— START Supplied material —
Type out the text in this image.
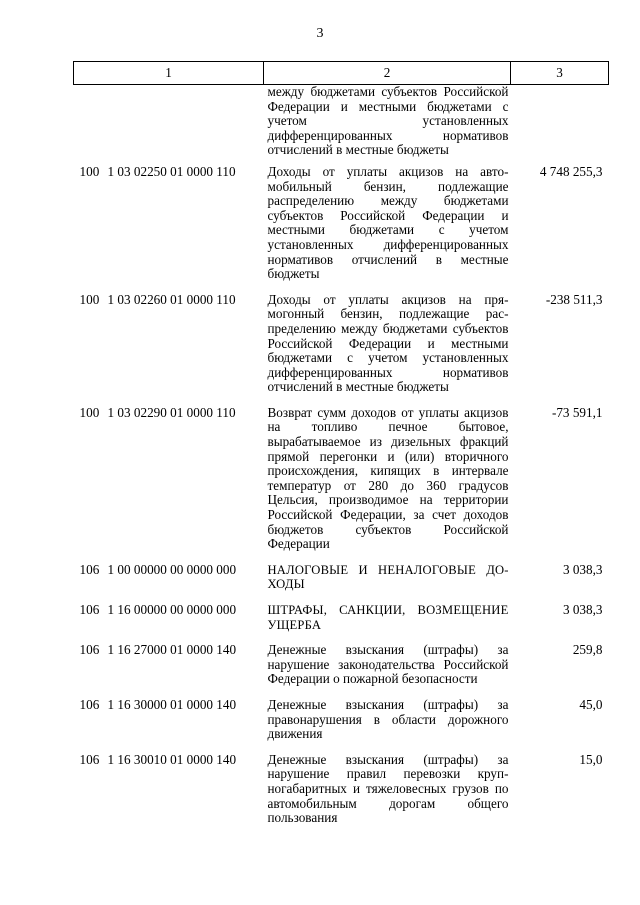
3
1	2	3
	между бюджетами субъектов Российской Федерации и местными бюджетами с учетом установленных дифференцированных нормативов отчислений в местные бюджеты	
100 1 03 02250 01 0000 110	Доходы от уплаты акцизов на автомобильный бензин, подлежащие распределению между бюджетами субъектов Российской Федерации и местными бюджетами с учетом установленных дифференцированных нормативов отчислений в местные бюджеты	4 748 255,3
100 1 03 02260 01 0000 110	Доходы от уплаты акцизов на прямогонный бензин, подлежащие распределению между бюджетами субъектов Российской Федерации и местными бюджетами с учетом установленных дифференцированных нормативов отчислений в местные бюджеты	-238 511,3
100 1 03 02290 01 0000 110	Возврат сумм доходов от уплаты акцизов на топливо печное бытовое, вырабатываемое из дизельных фракций прямой перегонки и (или) вторичного происхождения, кипящих в интервале температур от 280 до 360 градусов Цельсия, производимое на территории Российской Федерации, за счет доходов бюджетов субъектов Российской Федерации	-73 591,1
106 1 00 00000 00 0000 000	НАЛОГОВЫЕ И НЕНАЛОГОВЫЕ ДОХОДЫ	3 038,3
106 1 16 00000 00 0000 000	ШТРАФЫ, САНКЦИИ, ВОЗМЕЩЕНИЕ УЩЕРБА	3 038,3
106 1 16 27000 01 0000 140	Денежные взыскания (штрафы) за нарушение законодательства Российской Федерации о пожарной безопасности	259,8
106 1 16 30000 01 0000 140	Денежные взыскания (штрафы) за правонарушения в области дорожного движения	45,0
106 1 16 30010 01 0000 140	Денежные взыскания (штрафы) за нарушение правил перевозки крупногабаритных и тяжеловесных грузов по автомобильным дорогам общего пользования	15,0
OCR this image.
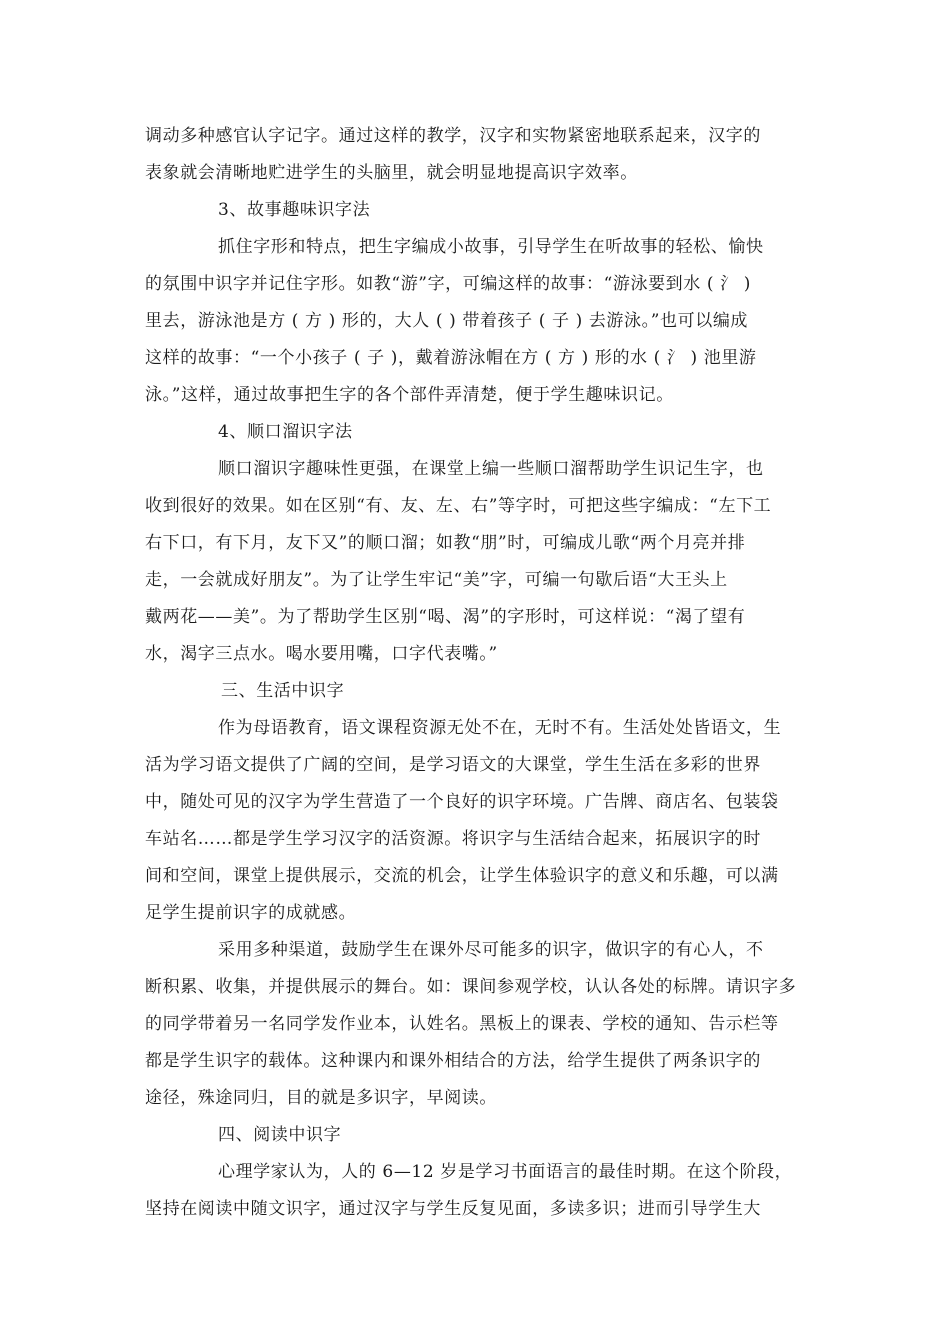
调动多种感官认字记字。通过这样的教学，汉字和实物紧密地联系起来，汉字的
表象就会清晰地贮进学生的头脑里，就会明显地提高识字效率。
3、故事趣味识字法
抓住字形和特点，把生字编成小故事，引导学生在听故事的轻松、愉快
的氛围中识字并记住字形。如教“游”字，可编这样的故事：“游泳要到水 ( 氵 )
里去，游泳池是方 ( 方 ) 形的，大人 ( ) 带着孩子 ( 子 ) 去游泳。”也可以编成
这样的故事：“一个小孩子 ( 子 )，戴着游泳帽在方 ( 方 ) 形的水 ( 氵 ) 池里游
泳。”这样，通过故事把生字的各个部件弄清楚，便于学生趣味识记。
4、顺口溜识字法
顺口溜识字趣味性更强，在课堂上编一些顺口溜帮助学生识记生字，也
收到很好的效果。如在区别“有、友、左、右”等字时，可把这些字编成：“左下工
右下口，有下月，友下又”的顺口溜；如教“朋”时，可编成儿歌“两个月亮并排
走，一会就成好朋友”。为了让学生牢记“美”字，可编一句歇后语“大王头上
戴两花——美”。为了帮助学生区别“喝、渴”的字形时，可这样说：“渴了望有
水，渴字三点水。喝水要用嘴，口字代表嘴。”
三、生活中识字
作为母语教育，语文课程资源无处不在，无时不有。生活处处皆语文，生
活为学习语文提供了广阔的空间，是学习语文的大课堂，学生生活在多彩的世界
中，随处可见的汉字为学生营造了一个良好的识字环境。广告牌、商店名、包装袋
车站名……都是学生学习汉字的活资源。将识字与生活结合起来，拓展识字的时
间和空间，课堂上提供展示，交流的机会，让学生体验识字的意义和乐趣，可以满
足学生提前识字的成就感。
采用多种渠道，鼓励学生在课外尽可能多的识字，做识字的有心人，不
断积累、收集，并提供展示的舞台。如：课间参观学校，认认各处的标牌。请识字多
的同学带着另一名同学发作业本，认姓名。黑板上的课表、学校的通知、告示栏等
都是学生识字的载体。这种课内和课外相结合的方法，给学生提供了两条识字的
途径，殊途同归，目的就是多识字，早阅读。
四、阅读中识字
心理学家认为，人的 6—12 岁是学习书面语言的最佳时期。在这个阶段，
坚持在阅读中随文识字，通过汉字与学生反复见面，多读多识；进而引导学生大
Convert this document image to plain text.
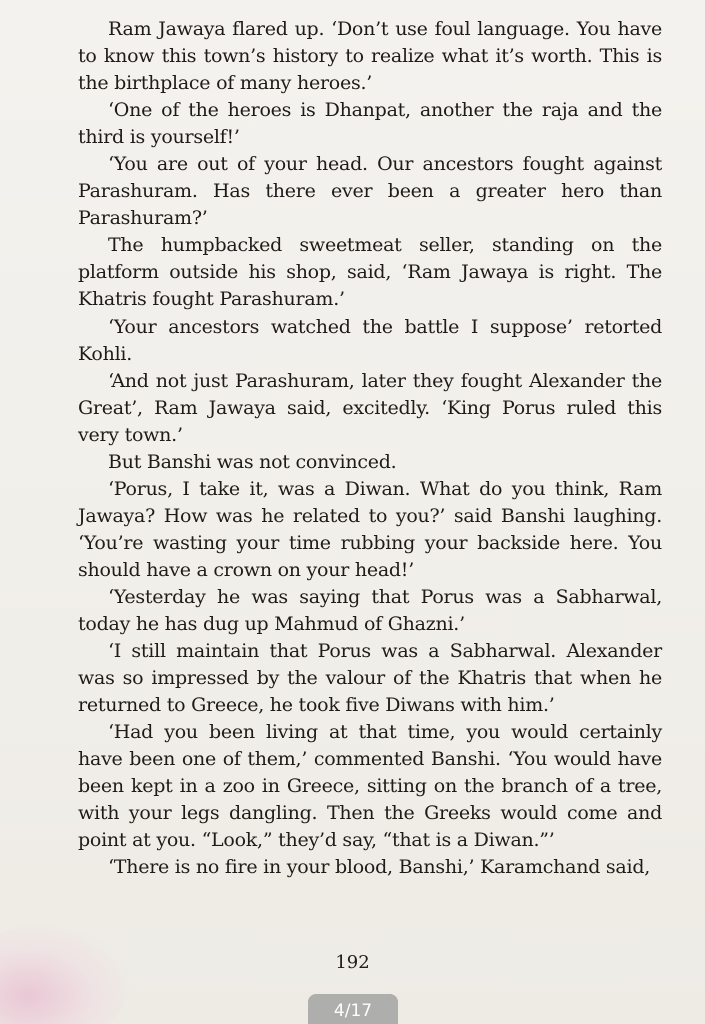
Ram Jawaya flared up. ‘Don’t use foul language. You have to know this town’s history to realize what it’s worth. This is the birthplace of many heroes.’

‘One of the heroes is Dhanpat, another the raja and the third is yourself!’

‘You are out of your head. Our ancestors fought against Parashuram. Has there ever been a greater hero than Parashuram?’

The humpbacked sweetmeat seller, standing on the platform outside his shop, said, ‘Ram Jawaya is right. The Khatris fought Parashuram.’

‘Your ancestors watched the battle I suppose’ retorted Kohli.

‘And not just Parashuram, later they fought Alexander the Great’, Ram Jawaya said, excitedly. ‘King Porus ruled this very town.’

But Banshi was not convinced.

‘Porus, I take it, was a Diwan. What do you think, Ram Jawaya? How was he related to you?’ said Banshi laughing. ‘You’re wasting your time rubbing your backside here. You should have a crown on your head!’

‘Yesterday he was saying that Porus was a Sabharwal, today he has dug up Mahmud of Ghazni.’

‘I still maintain that Porus was a Sabharwal. Alexander was so impressed by the valour of the Khatris that when he returned to Greece, he took five Diwans with him.’

‘Had you been living at that time, you would certainly have been one of them,’ commented Banshi. ‘You would have been kept in a zoo in Greece, sitting on the branch of a tree, with your legs dangling. Then the Greeks would come and point at you. “Look,” they’d say, “that is a Diwan.”’

‘There is no fire in your blood, Banshi,’ Karamchand said,

192
4/17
— END Supplied material —
— To be done —
Count every line of the records that holds "Parashuram". State the number, nothing else.

— Exercise answer —
3